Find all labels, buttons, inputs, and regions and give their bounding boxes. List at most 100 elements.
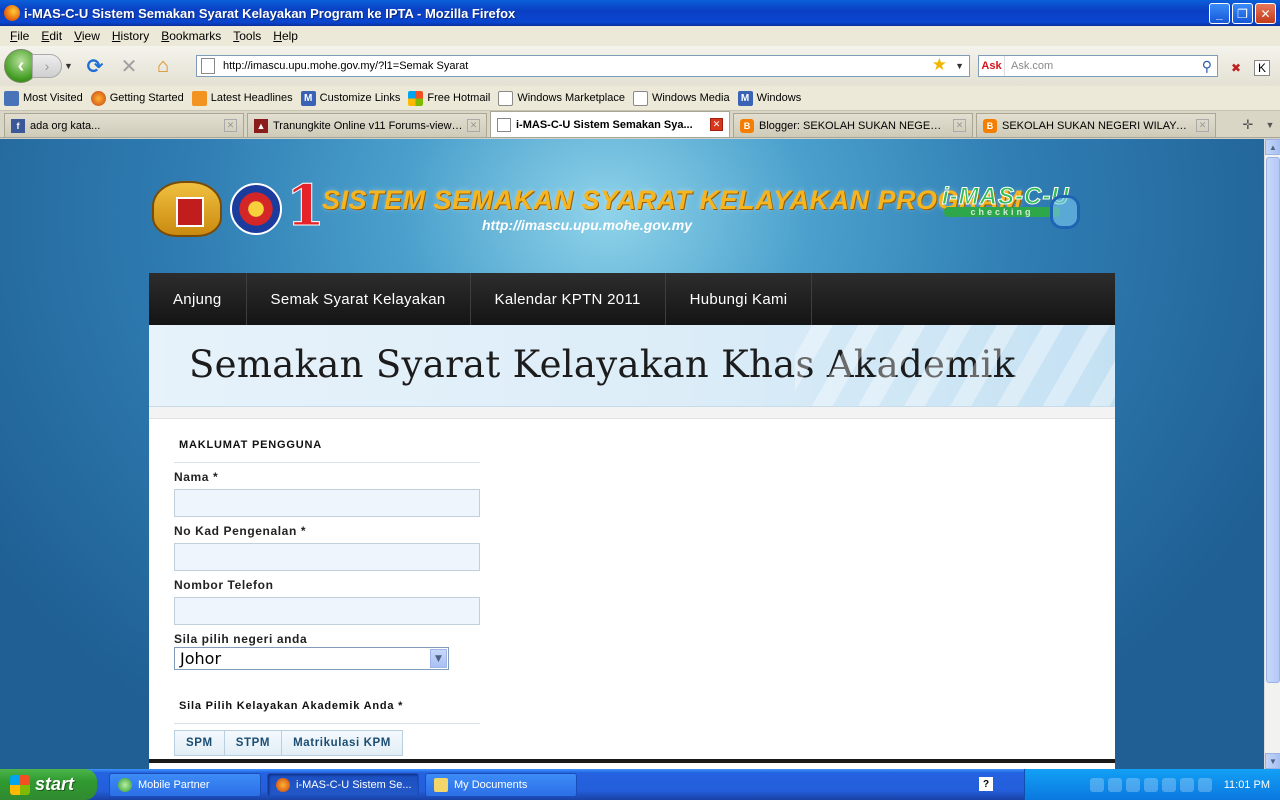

---

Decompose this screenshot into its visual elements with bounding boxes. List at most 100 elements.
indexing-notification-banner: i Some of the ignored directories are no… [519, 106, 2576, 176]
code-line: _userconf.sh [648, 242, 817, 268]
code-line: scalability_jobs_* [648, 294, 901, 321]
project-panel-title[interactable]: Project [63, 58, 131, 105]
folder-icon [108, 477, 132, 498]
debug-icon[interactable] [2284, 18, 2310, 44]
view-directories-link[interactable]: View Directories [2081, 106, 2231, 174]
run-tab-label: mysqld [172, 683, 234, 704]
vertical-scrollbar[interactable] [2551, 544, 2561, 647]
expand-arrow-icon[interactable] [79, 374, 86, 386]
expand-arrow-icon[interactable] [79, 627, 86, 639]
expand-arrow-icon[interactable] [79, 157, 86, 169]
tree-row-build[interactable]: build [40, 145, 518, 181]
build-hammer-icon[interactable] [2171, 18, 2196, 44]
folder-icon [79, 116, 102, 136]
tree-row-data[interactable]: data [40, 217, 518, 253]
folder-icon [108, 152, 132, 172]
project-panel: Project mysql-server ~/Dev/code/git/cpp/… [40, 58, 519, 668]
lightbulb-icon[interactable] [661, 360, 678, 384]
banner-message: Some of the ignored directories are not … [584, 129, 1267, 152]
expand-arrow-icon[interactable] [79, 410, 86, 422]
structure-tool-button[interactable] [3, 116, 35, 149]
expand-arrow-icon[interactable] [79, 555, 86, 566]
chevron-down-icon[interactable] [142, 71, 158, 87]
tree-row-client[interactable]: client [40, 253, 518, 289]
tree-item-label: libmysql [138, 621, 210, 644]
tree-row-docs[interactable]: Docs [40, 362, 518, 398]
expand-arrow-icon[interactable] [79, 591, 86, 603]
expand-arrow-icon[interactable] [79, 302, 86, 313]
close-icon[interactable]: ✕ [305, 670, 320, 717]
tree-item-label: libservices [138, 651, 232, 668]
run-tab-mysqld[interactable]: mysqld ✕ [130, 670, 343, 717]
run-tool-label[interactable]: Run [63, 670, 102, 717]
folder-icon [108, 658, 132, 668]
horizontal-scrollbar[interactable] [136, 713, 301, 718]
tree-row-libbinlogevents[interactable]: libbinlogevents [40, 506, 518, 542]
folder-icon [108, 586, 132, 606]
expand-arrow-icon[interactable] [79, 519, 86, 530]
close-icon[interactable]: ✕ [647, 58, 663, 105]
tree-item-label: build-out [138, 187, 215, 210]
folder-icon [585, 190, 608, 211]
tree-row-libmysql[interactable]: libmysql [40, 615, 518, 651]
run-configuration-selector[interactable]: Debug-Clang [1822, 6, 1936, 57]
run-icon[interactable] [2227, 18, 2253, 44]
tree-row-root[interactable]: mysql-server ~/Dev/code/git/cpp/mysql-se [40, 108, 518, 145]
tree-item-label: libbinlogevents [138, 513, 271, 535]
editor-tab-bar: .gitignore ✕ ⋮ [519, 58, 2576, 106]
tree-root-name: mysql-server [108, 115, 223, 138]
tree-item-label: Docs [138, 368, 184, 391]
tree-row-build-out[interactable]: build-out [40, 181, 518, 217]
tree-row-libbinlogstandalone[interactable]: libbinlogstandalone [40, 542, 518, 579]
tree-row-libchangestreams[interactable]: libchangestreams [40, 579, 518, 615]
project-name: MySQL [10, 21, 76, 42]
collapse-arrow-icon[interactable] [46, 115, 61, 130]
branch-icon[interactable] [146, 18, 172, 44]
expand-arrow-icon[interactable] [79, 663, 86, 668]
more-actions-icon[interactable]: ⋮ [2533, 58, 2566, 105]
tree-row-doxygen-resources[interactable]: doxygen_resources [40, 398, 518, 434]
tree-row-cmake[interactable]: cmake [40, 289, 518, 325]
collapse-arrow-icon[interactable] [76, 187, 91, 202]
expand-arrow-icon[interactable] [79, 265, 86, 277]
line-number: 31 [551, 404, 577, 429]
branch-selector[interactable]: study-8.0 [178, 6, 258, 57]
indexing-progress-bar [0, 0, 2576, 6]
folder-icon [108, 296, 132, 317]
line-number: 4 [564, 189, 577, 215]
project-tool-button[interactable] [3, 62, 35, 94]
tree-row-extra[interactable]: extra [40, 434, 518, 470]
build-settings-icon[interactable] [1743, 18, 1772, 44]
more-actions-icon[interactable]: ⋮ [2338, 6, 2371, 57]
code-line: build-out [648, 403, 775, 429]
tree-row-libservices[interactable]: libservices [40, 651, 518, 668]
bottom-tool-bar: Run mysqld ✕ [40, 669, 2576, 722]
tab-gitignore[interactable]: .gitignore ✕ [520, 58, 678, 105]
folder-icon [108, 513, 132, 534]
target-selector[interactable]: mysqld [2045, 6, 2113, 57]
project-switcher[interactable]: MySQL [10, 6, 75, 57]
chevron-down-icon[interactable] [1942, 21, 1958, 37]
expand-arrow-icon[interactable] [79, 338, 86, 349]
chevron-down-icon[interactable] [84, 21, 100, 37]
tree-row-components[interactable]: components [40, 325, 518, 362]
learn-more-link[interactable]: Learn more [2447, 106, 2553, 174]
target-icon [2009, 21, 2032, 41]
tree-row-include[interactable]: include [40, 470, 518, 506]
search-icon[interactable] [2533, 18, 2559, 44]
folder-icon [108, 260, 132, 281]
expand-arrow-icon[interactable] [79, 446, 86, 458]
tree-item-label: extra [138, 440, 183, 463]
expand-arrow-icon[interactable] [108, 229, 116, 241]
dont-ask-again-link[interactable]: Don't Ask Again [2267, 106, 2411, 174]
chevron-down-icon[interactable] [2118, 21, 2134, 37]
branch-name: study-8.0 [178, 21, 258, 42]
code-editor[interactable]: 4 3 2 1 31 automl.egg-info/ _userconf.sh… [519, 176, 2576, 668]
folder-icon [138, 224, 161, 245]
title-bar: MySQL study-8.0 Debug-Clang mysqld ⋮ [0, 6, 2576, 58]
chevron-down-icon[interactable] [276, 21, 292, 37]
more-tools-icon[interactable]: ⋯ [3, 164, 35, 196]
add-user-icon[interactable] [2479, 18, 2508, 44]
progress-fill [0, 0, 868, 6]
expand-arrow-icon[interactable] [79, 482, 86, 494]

- Problem statement: Reproduce the lines from the one containing "Decompose this screenshot" through the one containing "debug-icon[interactable] [2284, 18, 2310, 44]", both included, with no changes.

- Expected output:
Decompose this screenshot into its visual elements with bounding boxes. List at most 100 elements.
indexing-notification-banner: i Some of the ignored directories are no… [519, 106, 2576, 176]
code-line: _userconf.sh [648, 242, 817, 268]
code-line: scalability_jobs_* [648, 294, 901, 321]
project-panel-title[interactable]: Project [63, 58, 131, 105]
folder-icon [108, 477, 132, 498]
debug-icon[interactable] [2284, 18, 2310, 44]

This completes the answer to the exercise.